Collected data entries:

........

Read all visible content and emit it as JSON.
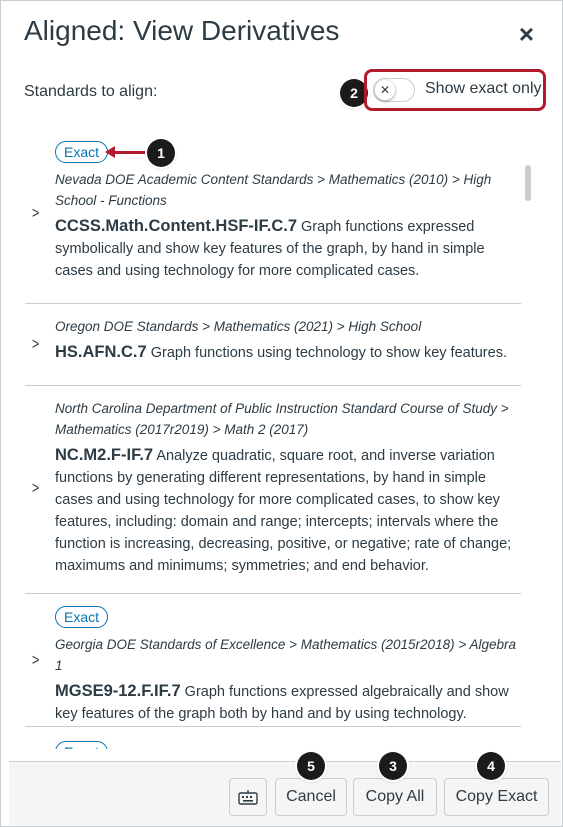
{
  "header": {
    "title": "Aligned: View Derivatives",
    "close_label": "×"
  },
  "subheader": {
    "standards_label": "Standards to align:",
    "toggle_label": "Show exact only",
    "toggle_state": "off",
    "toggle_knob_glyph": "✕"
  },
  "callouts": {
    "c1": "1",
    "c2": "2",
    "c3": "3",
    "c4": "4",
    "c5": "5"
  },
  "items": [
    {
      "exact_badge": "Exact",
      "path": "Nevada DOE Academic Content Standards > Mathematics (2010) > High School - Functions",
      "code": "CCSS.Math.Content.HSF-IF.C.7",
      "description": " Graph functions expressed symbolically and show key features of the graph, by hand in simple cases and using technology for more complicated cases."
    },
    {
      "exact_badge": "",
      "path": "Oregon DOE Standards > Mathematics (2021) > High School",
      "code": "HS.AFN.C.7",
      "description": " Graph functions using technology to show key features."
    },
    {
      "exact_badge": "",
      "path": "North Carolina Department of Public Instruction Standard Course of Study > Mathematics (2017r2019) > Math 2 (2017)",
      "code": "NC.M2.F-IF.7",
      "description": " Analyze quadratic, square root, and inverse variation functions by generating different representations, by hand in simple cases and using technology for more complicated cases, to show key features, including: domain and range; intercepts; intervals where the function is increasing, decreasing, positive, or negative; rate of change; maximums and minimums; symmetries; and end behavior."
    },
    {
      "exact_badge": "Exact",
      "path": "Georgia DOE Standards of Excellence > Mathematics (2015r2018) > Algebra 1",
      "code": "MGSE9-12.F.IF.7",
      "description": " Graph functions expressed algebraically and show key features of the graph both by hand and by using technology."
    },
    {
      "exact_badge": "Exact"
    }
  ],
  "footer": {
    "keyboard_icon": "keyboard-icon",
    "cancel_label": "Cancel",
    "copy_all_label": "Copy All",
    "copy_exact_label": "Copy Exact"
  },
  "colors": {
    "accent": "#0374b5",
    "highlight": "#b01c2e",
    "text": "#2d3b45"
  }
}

........

▶ **STATED PROBLEM**
Show all lines from the records above where the word "path" occurs.

▶ **EXPECTED OUTPUT**
      "path": "Nevada DOE Academic Content Standards > Mathematics (2010) > High School - Functions",
      "path": "Oregon DOE Standards > Mathematics (2021) > High School",
      "path": "North Carolina Department of Public Instruction Standard Course of Study > Mathematics (2017r2019) > Math 2 (2017)",
      "path": "Georgia DOE Standards of Excellence > Mathematics (2015r2018) > Algebra 1",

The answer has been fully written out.